EXERCISE DESCRIPTION: Type out the records that follow, exactly as given.

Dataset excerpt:

↓↓↓

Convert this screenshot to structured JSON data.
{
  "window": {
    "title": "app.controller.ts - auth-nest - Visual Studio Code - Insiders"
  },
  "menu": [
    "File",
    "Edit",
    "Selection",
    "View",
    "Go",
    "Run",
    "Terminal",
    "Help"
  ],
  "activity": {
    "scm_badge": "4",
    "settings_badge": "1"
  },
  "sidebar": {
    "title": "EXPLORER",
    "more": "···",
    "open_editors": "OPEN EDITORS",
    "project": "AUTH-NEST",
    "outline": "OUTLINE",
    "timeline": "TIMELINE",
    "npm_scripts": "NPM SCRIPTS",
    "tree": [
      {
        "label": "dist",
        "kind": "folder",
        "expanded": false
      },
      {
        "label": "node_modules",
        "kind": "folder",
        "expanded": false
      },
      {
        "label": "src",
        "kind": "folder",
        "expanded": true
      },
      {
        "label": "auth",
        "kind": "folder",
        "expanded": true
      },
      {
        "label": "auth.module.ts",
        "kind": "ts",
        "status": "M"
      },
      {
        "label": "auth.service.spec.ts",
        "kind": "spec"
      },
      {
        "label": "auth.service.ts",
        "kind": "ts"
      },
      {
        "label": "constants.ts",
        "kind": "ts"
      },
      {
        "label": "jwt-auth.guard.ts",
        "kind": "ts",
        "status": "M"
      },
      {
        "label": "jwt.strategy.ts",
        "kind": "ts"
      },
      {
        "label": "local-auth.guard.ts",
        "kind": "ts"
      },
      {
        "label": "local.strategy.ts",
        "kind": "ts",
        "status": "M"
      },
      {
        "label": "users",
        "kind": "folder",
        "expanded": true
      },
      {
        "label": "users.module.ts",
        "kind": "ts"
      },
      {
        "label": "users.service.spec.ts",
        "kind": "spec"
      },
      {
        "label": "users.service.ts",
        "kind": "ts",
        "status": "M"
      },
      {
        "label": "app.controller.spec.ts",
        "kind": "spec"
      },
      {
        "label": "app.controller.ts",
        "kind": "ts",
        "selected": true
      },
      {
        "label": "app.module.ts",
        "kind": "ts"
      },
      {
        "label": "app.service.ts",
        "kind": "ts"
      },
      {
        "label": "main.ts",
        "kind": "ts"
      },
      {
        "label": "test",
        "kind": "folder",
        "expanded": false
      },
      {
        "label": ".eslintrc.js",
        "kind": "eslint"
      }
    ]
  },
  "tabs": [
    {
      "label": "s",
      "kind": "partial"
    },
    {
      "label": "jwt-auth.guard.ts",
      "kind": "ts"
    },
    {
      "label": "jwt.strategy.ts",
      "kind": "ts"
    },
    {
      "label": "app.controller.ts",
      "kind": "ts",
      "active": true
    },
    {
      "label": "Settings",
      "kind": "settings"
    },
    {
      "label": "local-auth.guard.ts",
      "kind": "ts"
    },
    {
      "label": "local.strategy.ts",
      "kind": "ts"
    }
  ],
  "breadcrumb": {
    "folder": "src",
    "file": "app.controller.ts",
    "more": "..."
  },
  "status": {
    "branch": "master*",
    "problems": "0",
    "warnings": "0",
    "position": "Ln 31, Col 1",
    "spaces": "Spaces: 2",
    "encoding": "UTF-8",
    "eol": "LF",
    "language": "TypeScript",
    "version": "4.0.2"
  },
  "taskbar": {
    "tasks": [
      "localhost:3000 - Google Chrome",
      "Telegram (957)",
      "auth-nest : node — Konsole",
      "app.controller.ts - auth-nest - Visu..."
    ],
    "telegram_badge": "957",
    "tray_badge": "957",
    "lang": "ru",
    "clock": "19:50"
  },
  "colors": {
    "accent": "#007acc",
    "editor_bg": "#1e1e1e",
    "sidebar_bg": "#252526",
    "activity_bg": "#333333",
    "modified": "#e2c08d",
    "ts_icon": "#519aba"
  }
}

↑↑↑

WORKED SOLUTION:
Convert this screenshot to structured JSON data.
{
  "window": {
    "title": "app.controller.ts - auth-nest - Visual Studio Code - Insiders"
  },
  "menu": [
    "File",
    "Edit",
    "Selection",
    "View",
    "Go",
    "Run",
    "Terminal",
    "Help"
  ],
  "activity": {
    "scm_badge": "4",
    "settings_badge": "1"
  },
  "sidebar": {
    "title": "EXPLORER",
    "more": "···",
    "open_editors": "OPEN EDITORS",
    "project": "AUTH-NEST",
    "outline": "OUTLINE",
    "timeline": "TIMELINE",
    "npm_scripts": "NPM SCRIPTS",
    "tree": [
      {
        "label": "dist",
        "kind": "folder",
        "expanded": false
      },
      {
        "label": "node_modules",
        "kind": "folder",
        "expanded": false
      },
      {
        "label": "src",
        "kind": "folder",
        "expanded": true
      },
      {
        "label": "auth",
        "kind": "folder",
        "expanded": true
      },
      {
        "label": "auth.module.ts",
        "kind": "ts",
        "status": "M"
      },
      {
        "label": "auth.service.spec.ts",
        "kind": "spec"
      },
      {
        "label": "auth.service.ts",
        "kind": "ts"
      },
      {
        "label": "constants.ts",
        "kind": "ts"
      },
      {
        "label": "jwt-auth.guard.ts",
        "kind": "ts",
        "status": "M"
      },
      {
        "label": "jwt.strategy.ts",
        "kind": "ts"
      },
      {
        "label": "local-auth.guard.ts",
        "kind": "ts"
      },
      {
        "label": "local.strategy.ts",
        "kind": "ts",
        "status": "M"
      },
      {
        "label": "users",
        "kind": "folder",
        "expanded": true
      },
      {
        "label": "users.module.ts",
        "kind": "ts"
      },
      {
        "label": "users.service.spec.ts",
        "kind": "spec"
      },
      {
        "label": "users.service.ts",
        "kind": "ts",
        "status": "M"
      },
      {
        "label": "app.controller.spec.ts",
        "kind": "spec"
      },
      {
        "label": "app.controller.ts",
        "kind": "ts",
        "selected": true
      },
      {
        "label": "app.module.ts",
        "kind": "ts"
      },
      {
        "label": "app.service.ts",
        "kind": "ts"
      },
      {
        "label": "main.ts",
        "kind": "ts"
      },
      {
        "label": "test",
        "kind": "folder",
        "expanded": false
      },
      {
        "label": ".eslintrc.js",
        "kind": "eslint"
      }
    ]
  },
  "tabs": [
    {
      "label": "s",
      "kind": "partial"
    },
    {
      "label": "jwt-auth.guard.ts",
      "kind": "ts"
    },
    {
      "label": "jwt.strategy.ts",
      "kind": "ts"
    },
    {
      "label": "app.controller.ts",
      "kind": "ts",
      "active": true
    },
    {
      "label": "Settings",
      "kind": "settings"
    },
    {
      "label": "local-auth.guard.ts",
      "kind": "ts"
    },
    {
      "label": "local.strategy.ts",
      "kind": "ts"
    }
  ],
  "breadcrumb": {
    "folder": "src",
    "file": "app.controller.ts",
    "more": "..."
  },
  "status": {
    "branch": "master*",
    "problems": "0",
    "warnings": "0",
    "position": "Ln 31, Col 1",
    "spaces": "Spaces: 2",
    "encoding": "UTF-8",
    "eol": "LF",
    "language": "TypeScript",
    "version": "4.0.2"
  },
  "taskbar": {
    "tasks": [
      "localhost:3000 - Google Chrome",
      "Telegram (957)",
      "auth-nest : node — Konsole",
      "app.controller.ts - auth-nest - Visu..."
    ],
    "telegram_badge": "957",
    "tray_badge": "957",
    "lang": "ru",
    "clock": "19:50"
  },
  "colors": {
    "accent": "#007acc",
    "editor_bg": "#1e1e1e",
    "sidebar_bg": "#252526",
    "activity_bg": "#333333",
    "modified": "#e2c08d",
    "ts_icon": "#519aba"
  }
}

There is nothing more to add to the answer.